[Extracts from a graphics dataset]
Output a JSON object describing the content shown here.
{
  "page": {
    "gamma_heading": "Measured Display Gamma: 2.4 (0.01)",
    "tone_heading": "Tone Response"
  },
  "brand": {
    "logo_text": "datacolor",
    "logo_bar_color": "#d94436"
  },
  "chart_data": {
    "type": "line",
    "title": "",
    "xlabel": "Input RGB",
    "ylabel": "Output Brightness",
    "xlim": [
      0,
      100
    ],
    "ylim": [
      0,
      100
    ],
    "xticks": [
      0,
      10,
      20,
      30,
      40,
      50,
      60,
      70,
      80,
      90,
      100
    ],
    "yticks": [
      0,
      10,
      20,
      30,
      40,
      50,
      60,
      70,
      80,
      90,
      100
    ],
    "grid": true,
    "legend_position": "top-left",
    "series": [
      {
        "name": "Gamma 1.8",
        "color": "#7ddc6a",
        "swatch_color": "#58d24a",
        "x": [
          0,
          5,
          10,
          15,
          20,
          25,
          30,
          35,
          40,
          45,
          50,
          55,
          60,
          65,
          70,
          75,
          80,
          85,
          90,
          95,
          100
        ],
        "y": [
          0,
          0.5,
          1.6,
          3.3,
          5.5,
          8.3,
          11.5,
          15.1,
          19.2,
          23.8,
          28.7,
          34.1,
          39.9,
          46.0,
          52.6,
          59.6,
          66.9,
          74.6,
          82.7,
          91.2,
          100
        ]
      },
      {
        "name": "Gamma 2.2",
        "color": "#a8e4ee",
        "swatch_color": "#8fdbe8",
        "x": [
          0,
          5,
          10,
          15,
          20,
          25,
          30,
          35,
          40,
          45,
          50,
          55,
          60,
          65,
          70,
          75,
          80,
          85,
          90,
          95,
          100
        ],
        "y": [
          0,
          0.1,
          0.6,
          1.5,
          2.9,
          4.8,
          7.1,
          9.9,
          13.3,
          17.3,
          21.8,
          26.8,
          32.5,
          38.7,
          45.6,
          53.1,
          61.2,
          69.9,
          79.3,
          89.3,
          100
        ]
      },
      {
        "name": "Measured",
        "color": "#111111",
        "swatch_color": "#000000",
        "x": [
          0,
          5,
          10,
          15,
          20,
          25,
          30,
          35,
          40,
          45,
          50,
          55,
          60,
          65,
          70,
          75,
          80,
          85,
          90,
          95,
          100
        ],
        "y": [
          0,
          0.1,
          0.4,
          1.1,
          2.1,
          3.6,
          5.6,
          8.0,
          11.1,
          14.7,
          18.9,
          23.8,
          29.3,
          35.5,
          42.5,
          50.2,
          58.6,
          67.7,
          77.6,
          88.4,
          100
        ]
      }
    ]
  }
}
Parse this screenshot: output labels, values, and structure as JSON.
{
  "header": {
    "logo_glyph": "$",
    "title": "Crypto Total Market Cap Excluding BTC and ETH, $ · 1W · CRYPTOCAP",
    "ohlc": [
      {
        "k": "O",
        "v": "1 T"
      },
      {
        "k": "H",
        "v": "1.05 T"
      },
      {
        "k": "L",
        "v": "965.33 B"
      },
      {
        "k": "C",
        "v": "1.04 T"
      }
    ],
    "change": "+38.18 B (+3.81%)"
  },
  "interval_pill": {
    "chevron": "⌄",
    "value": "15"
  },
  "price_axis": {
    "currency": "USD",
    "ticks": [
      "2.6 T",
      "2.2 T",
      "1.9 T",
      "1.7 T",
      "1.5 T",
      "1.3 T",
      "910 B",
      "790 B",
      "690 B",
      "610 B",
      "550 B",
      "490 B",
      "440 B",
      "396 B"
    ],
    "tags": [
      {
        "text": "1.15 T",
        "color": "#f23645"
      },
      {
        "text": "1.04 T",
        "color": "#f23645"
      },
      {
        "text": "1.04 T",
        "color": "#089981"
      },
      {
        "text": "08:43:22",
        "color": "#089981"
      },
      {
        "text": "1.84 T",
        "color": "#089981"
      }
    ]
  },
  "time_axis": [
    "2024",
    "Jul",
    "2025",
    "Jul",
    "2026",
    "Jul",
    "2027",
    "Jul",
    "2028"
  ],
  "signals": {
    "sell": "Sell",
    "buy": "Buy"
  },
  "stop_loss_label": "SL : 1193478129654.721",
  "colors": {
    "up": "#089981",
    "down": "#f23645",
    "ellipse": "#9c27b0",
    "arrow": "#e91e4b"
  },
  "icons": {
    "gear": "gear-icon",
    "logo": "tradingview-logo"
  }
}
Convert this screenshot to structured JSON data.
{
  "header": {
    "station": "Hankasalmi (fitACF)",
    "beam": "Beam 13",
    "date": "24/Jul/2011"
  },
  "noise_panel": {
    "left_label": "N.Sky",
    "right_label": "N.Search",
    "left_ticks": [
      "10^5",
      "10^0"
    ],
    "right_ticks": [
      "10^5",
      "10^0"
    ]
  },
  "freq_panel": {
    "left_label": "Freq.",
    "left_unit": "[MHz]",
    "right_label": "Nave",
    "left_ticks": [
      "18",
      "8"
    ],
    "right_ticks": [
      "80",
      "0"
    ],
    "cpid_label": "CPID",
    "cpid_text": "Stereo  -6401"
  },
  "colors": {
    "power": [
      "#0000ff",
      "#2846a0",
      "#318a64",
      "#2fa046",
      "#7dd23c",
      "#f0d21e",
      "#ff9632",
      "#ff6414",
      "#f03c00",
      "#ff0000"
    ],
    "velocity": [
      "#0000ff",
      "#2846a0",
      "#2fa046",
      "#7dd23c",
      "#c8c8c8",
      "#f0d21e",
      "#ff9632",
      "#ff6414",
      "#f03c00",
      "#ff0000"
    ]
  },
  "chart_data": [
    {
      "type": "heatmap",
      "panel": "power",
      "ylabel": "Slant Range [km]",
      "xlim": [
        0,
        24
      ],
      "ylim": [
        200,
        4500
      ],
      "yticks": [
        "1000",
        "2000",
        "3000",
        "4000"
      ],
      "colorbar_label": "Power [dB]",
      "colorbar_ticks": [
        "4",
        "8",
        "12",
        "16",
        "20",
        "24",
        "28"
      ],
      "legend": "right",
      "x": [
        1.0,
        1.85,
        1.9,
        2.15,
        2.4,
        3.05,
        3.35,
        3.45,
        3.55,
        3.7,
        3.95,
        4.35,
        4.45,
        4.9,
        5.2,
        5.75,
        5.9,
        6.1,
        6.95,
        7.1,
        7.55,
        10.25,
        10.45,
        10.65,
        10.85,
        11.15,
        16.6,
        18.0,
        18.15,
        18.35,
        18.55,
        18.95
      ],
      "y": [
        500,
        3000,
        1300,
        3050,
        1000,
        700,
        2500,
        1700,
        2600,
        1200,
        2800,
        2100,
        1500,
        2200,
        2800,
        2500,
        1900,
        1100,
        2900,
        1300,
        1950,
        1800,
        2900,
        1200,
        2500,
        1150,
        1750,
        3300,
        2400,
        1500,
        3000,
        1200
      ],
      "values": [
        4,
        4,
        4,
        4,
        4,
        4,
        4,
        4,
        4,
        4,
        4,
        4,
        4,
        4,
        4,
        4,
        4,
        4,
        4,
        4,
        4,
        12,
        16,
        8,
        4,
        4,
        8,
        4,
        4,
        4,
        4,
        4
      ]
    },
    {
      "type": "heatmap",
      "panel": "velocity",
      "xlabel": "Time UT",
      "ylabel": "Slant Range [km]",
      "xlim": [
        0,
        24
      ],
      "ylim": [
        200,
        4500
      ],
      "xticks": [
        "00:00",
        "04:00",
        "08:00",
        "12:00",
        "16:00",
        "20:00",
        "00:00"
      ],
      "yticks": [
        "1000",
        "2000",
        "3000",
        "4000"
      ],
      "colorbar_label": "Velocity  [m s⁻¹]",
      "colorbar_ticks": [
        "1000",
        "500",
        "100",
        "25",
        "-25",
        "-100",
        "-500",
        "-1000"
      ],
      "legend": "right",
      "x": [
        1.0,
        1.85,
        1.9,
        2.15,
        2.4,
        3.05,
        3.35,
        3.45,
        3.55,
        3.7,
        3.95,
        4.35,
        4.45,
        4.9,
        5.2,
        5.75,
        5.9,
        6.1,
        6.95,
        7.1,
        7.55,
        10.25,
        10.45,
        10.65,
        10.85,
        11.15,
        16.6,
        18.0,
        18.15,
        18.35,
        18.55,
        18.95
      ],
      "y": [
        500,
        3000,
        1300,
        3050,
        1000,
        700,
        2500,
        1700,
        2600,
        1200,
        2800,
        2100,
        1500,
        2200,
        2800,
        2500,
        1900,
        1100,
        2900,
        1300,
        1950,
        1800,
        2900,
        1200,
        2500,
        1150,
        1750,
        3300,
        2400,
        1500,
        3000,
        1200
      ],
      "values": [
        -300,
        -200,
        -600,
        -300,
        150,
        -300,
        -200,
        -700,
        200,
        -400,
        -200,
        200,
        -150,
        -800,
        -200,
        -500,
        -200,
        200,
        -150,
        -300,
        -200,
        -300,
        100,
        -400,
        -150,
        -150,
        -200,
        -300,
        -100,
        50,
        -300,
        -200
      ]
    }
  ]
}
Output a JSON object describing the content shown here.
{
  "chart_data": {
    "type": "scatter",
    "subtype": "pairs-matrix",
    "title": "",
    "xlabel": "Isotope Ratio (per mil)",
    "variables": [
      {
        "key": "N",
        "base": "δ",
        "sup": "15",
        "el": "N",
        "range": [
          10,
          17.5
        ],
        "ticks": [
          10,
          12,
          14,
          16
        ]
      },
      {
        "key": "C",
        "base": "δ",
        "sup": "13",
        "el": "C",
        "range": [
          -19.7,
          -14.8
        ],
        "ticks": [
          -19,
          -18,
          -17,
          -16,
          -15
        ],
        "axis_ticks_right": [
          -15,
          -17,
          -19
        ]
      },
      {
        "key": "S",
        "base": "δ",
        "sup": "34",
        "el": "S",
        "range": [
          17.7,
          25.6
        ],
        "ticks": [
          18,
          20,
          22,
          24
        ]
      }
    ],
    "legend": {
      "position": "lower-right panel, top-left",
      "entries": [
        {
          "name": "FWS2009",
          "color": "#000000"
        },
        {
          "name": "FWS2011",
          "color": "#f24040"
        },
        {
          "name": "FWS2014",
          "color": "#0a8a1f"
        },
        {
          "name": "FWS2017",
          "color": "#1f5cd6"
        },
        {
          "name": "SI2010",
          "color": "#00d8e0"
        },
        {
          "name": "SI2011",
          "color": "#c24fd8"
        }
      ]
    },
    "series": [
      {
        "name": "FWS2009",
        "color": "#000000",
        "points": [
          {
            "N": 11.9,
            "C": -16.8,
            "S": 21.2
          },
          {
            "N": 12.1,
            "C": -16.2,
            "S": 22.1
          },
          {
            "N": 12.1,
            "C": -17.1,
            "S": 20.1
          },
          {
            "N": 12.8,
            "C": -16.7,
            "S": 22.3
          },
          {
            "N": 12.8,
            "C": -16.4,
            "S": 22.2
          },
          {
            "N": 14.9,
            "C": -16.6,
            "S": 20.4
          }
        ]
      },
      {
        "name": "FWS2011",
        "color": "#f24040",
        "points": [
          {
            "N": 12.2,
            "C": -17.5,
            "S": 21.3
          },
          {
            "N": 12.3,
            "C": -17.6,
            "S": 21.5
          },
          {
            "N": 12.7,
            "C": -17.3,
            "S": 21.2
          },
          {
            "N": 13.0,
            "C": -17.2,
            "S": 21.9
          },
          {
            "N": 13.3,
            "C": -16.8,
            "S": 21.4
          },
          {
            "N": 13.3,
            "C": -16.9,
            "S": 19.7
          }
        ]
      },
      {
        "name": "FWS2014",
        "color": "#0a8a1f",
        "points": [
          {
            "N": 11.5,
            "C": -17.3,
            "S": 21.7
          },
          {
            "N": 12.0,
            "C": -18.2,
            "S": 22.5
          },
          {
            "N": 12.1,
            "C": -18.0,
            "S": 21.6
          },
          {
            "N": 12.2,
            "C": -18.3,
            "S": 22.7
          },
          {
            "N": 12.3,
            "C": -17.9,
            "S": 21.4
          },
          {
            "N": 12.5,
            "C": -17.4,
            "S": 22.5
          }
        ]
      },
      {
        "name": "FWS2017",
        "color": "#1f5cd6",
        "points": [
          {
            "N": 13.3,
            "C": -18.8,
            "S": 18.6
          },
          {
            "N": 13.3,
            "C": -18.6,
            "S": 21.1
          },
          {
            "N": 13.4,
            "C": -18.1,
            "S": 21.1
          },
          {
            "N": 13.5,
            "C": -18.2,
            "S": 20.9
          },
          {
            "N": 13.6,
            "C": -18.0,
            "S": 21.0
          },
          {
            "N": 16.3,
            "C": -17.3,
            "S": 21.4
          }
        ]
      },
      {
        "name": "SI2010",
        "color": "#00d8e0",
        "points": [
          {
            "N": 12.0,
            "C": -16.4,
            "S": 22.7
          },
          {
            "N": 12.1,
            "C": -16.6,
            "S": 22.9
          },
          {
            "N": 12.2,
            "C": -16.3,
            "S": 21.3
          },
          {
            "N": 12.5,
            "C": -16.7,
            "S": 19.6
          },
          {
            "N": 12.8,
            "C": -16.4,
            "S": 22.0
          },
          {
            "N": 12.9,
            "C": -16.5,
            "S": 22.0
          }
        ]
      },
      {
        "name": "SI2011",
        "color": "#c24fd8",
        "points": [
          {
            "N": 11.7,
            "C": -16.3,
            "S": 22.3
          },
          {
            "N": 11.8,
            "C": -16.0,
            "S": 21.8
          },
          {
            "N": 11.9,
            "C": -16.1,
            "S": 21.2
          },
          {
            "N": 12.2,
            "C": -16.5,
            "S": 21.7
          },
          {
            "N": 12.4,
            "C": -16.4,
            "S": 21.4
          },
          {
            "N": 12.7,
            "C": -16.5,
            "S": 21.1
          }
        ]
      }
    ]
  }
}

> [TASK TO CARRY OUT]: Reply with one number only: the count of lines in the entries that contain "screenshot".

> [FINISHED TASK]: 2